▸ **INSTRUCTIONS TO FOLLOW**
Without omitting anything, retype the data that follows.

▸ **GIVEN INFORMATION**
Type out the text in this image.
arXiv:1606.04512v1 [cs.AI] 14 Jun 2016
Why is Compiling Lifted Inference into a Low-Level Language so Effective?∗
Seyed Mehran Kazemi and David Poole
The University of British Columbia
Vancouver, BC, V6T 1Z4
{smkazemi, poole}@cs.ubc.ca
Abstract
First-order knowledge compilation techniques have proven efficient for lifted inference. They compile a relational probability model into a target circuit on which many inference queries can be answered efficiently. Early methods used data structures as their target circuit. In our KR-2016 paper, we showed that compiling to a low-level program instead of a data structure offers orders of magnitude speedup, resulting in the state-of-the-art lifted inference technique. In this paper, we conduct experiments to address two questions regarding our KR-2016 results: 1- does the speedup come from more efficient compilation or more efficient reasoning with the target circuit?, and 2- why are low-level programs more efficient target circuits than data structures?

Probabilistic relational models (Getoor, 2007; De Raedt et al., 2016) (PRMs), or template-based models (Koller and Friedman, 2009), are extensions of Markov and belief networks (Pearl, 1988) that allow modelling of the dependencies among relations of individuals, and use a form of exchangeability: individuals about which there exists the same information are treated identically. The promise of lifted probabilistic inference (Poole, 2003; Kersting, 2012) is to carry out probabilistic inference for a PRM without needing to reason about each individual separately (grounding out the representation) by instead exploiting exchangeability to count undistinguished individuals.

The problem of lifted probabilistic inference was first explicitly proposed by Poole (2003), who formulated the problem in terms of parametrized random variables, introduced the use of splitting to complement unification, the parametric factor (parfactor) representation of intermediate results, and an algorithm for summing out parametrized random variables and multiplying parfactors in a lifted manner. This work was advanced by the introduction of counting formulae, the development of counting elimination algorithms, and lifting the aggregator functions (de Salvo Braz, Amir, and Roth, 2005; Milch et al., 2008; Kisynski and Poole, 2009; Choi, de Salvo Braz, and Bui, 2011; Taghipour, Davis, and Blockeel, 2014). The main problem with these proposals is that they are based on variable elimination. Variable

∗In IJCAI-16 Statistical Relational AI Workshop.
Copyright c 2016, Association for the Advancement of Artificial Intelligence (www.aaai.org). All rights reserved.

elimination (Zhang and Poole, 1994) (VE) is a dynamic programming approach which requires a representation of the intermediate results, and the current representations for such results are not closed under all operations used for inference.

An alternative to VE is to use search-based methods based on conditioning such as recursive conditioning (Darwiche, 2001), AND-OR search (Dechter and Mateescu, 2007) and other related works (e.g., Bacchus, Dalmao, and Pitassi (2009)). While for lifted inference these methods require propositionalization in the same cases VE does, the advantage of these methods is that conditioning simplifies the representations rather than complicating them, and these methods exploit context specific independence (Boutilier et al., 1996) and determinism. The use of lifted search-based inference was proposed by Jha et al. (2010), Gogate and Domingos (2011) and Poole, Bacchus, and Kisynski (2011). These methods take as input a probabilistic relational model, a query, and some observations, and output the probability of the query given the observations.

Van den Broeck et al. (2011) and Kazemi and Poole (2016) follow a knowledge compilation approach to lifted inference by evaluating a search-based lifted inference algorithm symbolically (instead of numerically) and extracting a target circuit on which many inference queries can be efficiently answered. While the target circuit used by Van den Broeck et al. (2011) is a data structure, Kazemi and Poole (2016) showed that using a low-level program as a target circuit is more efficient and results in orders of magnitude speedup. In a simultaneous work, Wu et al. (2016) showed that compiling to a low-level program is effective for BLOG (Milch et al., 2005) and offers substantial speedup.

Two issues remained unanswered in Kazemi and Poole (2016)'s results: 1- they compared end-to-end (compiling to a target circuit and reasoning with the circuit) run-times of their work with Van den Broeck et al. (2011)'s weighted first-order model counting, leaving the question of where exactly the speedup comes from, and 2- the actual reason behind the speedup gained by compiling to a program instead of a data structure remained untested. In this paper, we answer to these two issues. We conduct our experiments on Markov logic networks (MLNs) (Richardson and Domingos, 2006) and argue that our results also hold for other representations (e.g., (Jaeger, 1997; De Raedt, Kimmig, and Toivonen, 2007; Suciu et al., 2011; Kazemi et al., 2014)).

▸ **SOLUTION TO THIS EXERCISE**
Type out the text in this image.
arXiv:1606.04512v1 [cs.AI] 14 Jun 2016
Why is Compiling Lifted Inference into a Low-Level Language so Effective?∗
Seyed Mehran Kazemi and David Poole
The University of British Columbia
Vancouver, BC, V6T 1Z4
{smkazemi, poole}@cs.ubc.ca
Abstract
First-order knowledge compilation techniques have proven efficient for lifted inference. They compile a relational probability model into a target circuit on which many inference queries can be answered efficiently. Early methods used data structures as their target circuit. In our KR-2016 paper, we showed that compiling to a low-level program instead of a data structure offers orders of magnitude speedup, resulting in the state-of-the-art lifted inference technique. In this paper, we conduct experiments to address two questions regarding our KR-2016 results: 1- does the speedup come from more efficient compilation or more efficient reasoning with the target circuit?, and 2- why are low-level programs more efficient target circuits than data structures?

Probabilistic relational models (Getoor, 2007; De Raedt et al., 2016) (PRMs), or template-based models (Koller and Friedman, 2009), are extensions of Markov and belief networks (Pearl, 1988) that allow modelling of the dependencies among relations of individuals, and use a form of exchangeability: individuals about which there exists the same information are treated identically. The promise of lifted probabilistic inference (Poole, 2003; Kersting, 2012) is to carry out probabilistic inference for a PRM without needing to reason about each individual separately (grounding out the representation) by instead exploiting exchangeability to count undistinguished individuals.

The problem of lifted probabilistic inference was first explicitly proposed by Poole (2003), who formulated the problem in terms of parametrized random variables, introduced the use of splitting to complement unification, the parametric factor (parfactor) representation of intermediate results, and an algorithm for summing out parametrized random variables and multiplying parfactors in a lifted manner. This work was advanced by the introduction of counting formulae, the development of counting elimination algorithms, and lifting the aggregator functions (de Salvo Braz, Amir, and Roth, 2005; Milch et al., 2008; Kisynski and Poole, 2009; Choi, de Salvo Braz, and Bui, 2011; Taghipour, Davis, and Blockeel, 2014). The main problem with these proposals is that they are based on variable elimination. Variable

∗In IJCAI-16 Statistical Relational AI Workshop.
Copyright c 2016, Association for the Advancement of Artificial Intelligence (www.aaai.org). All rights reserved.

elimination (Zhang and Poole, 1994) (VE) is a dynamic programming approach which requires a representation of the intermediate results, and the current representations for such results are not closed under all operations used for inference.

An alternative to VE is to use search-based methods based on conditioning such as recursive conditioning (Darwiche, 2001), AND-OR search (Dechter and Mateescu, 2007) and other related works (e.g., Bacchus, Dalmao, and Pitassi (2009)). While for lifted inference these methods require propositionalization in the same cases VE does, the advantage of these methods is that conditioning simplifies the representations rather than complicating them, and these methods exploit context specific independence (Boutilier et al., 1996) and determinism. The use of lifted search-based inference was proposed by Jha et al. (2010), Gogate and Domingos (2011) and Poole, Bacchus, and Kisynski (2011). These methods take as input a probabilistic relational model, a query, and some observations, and output the probability of the query given the observations.

Van den Broeck et al. (2011) and Kazemi and Poole (2016) follow a knowledge compilation approach to lifted inference by evaluating a search-based lifted inference algorithm symbolically (instead of numerically) and extracting a target circuit on which many inference queries can be efficiently answered. While the target circuit used by Van den Broeck et al. (2011) is a data structure, Kazemi and Poole (2016) showed that using a low-level program as a target circuit is more efficient and results in orders of magnitude speedup. In a simultaneous work, Wu et al. (2016) showed that compiling to a low-level program is effective for BLOG (Milch et al., 2005) and offers substantial speedup.

Two issues remained unanswered in Kazemi and Poole (2016)'s results: 1- they compared end-to-end (compiling to a target circuit and reasoning with the circuit) run-times of their work with Van den Broeck et al. (2011)'s weighted first-order model counting, leaving the question of where exactly the speedup comes from, and 2- the actual reason behind the speedup gained by compiling to a program instead of a data structure remained untested. In this paper, we answer to these two issues. We conduct our experiments on Markov logic networks (MLNs) (Richardson and Domingos, 2006) and argue that our results also hold for other representations (e.g., (Jaeger, 1997; De Raedt, Kimmig, and Toivonen, 2007; Suciu et al., 2011; Kazemi et al., 2014)).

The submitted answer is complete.